**RECORDS SUPPLIED**.
-----
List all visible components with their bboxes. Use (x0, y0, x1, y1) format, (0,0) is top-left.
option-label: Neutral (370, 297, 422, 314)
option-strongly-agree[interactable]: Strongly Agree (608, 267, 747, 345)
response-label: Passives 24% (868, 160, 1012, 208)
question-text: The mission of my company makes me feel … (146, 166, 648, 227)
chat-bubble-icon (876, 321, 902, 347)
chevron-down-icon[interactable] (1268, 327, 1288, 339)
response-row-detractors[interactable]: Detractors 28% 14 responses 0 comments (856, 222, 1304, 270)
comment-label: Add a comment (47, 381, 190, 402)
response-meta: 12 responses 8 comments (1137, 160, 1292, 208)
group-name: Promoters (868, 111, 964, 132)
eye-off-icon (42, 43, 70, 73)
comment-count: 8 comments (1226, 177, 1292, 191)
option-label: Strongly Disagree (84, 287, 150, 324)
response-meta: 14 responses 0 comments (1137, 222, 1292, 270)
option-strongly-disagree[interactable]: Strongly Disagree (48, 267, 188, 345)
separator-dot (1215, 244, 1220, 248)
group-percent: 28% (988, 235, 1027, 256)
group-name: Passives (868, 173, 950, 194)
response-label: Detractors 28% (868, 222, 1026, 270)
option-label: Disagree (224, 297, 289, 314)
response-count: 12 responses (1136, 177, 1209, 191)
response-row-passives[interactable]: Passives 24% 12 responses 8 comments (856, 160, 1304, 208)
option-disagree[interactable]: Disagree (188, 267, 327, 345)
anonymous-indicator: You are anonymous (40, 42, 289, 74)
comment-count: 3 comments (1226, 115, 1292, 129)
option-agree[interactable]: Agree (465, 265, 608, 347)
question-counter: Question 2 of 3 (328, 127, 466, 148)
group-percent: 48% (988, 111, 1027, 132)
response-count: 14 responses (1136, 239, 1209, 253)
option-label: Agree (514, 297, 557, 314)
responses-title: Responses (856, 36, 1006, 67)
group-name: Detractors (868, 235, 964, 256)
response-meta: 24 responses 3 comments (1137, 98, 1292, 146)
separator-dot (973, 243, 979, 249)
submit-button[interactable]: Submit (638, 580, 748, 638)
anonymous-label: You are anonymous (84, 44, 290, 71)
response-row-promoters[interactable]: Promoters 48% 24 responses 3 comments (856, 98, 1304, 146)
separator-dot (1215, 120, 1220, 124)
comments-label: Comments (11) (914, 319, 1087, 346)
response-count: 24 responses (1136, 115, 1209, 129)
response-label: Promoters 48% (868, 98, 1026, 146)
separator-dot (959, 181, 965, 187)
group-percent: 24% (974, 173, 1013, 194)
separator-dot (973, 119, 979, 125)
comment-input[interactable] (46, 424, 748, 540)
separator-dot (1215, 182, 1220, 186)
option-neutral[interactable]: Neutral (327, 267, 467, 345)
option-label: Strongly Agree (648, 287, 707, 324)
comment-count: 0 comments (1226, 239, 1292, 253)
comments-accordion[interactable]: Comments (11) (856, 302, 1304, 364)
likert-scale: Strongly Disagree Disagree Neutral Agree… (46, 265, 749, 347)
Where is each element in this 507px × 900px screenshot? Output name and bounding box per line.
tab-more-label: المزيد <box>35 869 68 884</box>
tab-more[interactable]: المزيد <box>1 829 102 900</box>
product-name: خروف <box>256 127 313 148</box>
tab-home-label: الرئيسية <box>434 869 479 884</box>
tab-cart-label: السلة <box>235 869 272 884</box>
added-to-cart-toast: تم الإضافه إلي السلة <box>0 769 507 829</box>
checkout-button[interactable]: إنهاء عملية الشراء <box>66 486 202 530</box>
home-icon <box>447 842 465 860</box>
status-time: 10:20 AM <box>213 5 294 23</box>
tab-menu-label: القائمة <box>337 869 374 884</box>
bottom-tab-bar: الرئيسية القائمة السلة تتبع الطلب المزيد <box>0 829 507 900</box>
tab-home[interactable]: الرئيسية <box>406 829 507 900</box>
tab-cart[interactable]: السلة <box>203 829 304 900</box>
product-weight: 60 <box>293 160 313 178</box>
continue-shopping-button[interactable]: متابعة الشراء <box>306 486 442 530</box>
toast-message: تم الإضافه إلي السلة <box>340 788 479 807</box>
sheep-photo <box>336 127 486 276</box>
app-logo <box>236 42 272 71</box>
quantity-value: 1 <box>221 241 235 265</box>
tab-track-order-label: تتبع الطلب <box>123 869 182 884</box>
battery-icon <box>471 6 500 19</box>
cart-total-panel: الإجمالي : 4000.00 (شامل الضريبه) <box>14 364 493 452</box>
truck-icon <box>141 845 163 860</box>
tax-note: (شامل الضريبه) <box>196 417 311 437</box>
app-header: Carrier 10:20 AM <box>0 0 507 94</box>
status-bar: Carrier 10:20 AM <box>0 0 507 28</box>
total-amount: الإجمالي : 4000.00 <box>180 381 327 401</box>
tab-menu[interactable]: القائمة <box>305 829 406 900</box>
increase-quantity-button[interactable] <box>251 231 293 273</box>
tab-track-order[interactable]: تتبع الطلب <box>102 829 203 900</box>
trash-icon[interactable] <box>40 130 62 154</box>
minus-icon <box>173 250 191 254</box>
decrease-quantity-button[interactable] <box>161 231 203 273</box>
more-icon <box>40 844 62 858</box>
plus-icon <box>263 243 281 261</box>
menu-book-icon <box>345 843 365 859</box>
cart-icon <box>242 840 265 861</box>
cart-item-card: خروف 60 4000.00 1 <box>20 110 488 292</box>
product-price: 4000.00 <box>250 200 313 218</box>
-----
**WHAT YOU NEED TO DO**. Please rewrite all the records above with "interactable" renamed to "clickable" everywhere it occurs, keeping everything else unchanged.

**WRITTEN SOLUTION**.
List all visible components with their bboxes. Use (x0, y0, x1, y1) format, (0,0) is top-left.
option-label: Neutral (370, 297, 422, 314)
option-strongly-agree[clickable]: Strongly Agree (608, 267, 747, 345)
response-label: Passives 24% (868, 160, 1012, 208)
question-text: The mission of my company makes me feel … (146, 166, 648, 227)
chat-bubble-icon (876, 321, 902, 347)
chevron-down-icon[clickable] (1268, 327, 1288, 339)
response-row-detractors[clickable]: Detractors 28% 14 responses 0 comments (856, 222, 1304, 270)
comment-label: Add a comment (47, 381, 190, 402)
response-meta: 12 responses 8 comments (1137, 160, 1292, 208)
group-name: Promoters (868, 111, 964, 132)
eye-off-icon (42, 43, 70, 73)
comment-count: 8 comments (1226, 177, 1292, 191)
option-label: Strongly Disagree (84, 287, 150, 324)
response-meta: 14 responses 0 comments (1137, 222, 1292, 270)
option-strongly-disagree[clickable]: Strongly Disagree (48, 267, 188, 345)
separator-dot (1215, 244, 1220, 248)
group-percent: 28% (988, 235, 1027, 256)
group-name: Passives (868, 173, 950, 194)
response-label: Detractors 28% (868, 222, 1026, 270)
option-label: Disagree (224, 297, 289, 314)
response-count: 12 responses (1136, 177, 1209, 191)
response-row-passives[clickable]: Passives 24% 12 responses 8 comments (856, 160, 1304, 208)
option-disagree[clickable]: Disagree (188, 267, 327, 345)
anonymous-indicator: You are anonymous (40, 42, 289, 74)
comment-count: 3 comments (1226, 115, 1292, 129)
option-agree[clickable]: Agree (465, 265, 608, 347)
question-counter: Question 2 of 3 (328, 127, 466, 148)
group-percent: 48% (988, 111, 1027, 132)
response-count: 14 responses (1136, 239, 1209, 253)
option-label: Agree (514, 297, 557, 314)
responses-title: Responses (856, 36, 1006, 67)
group-name: Detractors (868, 235, 964, 256)
response-meta: 24 responses 3 comments (1137, 98, 1292, 146)
separator-dot (973, 243, 979, 249)
submit-button[clickable]: Submit (638, 580, 748, 638)
anonymous-label: You are anonymous (84, 44, 290, 71)
response-row-promoters[clickable]: Promoters 48% 24 responses 3 comments (856, 98, 1304, 146)
separator-dot (1215, 120, 1220, 124)
comments-label: Comments (11) (914, 319, 1087, 346)
response-count: 24 responses (1136, 115, 1209, 129)
response-label: Promoters 48% (868, 98, 1026, 146)
separator-dot (959, 181, 965, 187)
group-percent: 24% (974, 173, 1013, 194)
separator-dot (973, 119, 979, 125)
comment-input[clickable] (46, 424, 748, 540)
separator-dot (1215, 182, 1220, 186)
option-neutral[clickable]: Neutral (327, 267, 467, 345)
option-label: Strongly Agree (648, 287, 707, 324)
comment-count: 0 comments (1226, 239, 1292, 253)
comments-accordion[clickable]: Comments (11) (856, 302, 1304, 364)
likert-scale: Strongly Disagree Disagree Neutral Agree… (46, 265, 749, 347)
Where is each element in this 507px × 900px screenshot? Output name and bounding box per line.
tab-more-label: المزيد <box>35 869 68 884</box>
tab-more[clickable]: المزيد <box>1 829 102 900</box>
product-name: خروف <box>256 127 313 148</box>
tab-home-label: الرئيسية <box>434 869 479 884</box>
tab-cart-label: السلة <box>235 869 272 884</box>
added-to-cart-toast: تم الإضافه إلي السلة <box>0 769 507 829</box>
checkout-button[clickable]: إنهاء عملية الشراء <box>66 486 202 530</box>
home-icon <box>447 842 465 860</box>
status-time: 10:20 AM <box>213 5 294 23</box>
tab-menu-label: القائمة <box>337 869 374 884</box>
bottom-tab-bar: الرئيسية القائمة السلة تتبع الطلب المزيد <box>0 829 507 900</box>
tab-home[clickable]: الرئيسية <box>406 829 507 900</box>
tab-cart[clickable]: السلة <box>203 829 304 900</box>
product-weight: 60 <box>293 160 313 178</box>
continue-shopping-button[clickable]: متابعة الشراء <box>306 486 442 530</box>
toast-message: تم الإضافه إلي السلة <box>340 788 479 807</box>
sheep-photo <box>336 127 486 276</box>
app-logo <box>236 42 272 71</box>
quantity-value: 1 <box>221 241 235 265</box>
tab-track-order-label: تتبع الطلب <box>123 869 182 884</box>
battery-icon <box>471 6 500 19</box>
cart-total-panel: الإجمالي : 4000.00 (شامل الضريبه) <box>14 364 493 452</box>
truck-icon <box>141 845 163 860</box>
tax-note: (شامل الضريبه) <box>196 417 311 437</box>
app-header: Carrier 10:20 AM <box>0 0 507 94</box>
status-bar: Carrier 10:20 AM <box>0 0 507 28</box>
total-amount: الإجمالي : 4000.00 <box>180 381 327 401</box>
tab-menu[clickable]: القائمة <box>305 829 406 900</box>
increase-quantity-button[clickable] <box>251 231 293 273</box>
tab-track-order[clickable]: تتبع الطلب <box>102 829 203 900</box>
trash-icon[clickable] <box>40 130 62 154</box>
minus-icon <box>173 250 191 254</box>
decrease-quantity-button[clickable] <box>161 231 203 273</box>
more-icon <box>40 844 62 858</box>
plus-icon <box>263 243 281 261</box>
menu-book-icon <box>345 843 365 859</box>
cart-icon <box>242 840 265 861</box>
cart-item-card: خروف 60 4000.00 1 <box>20 110 488 292</box>
product-price: 4000.00 <box>250 200 313 218</box>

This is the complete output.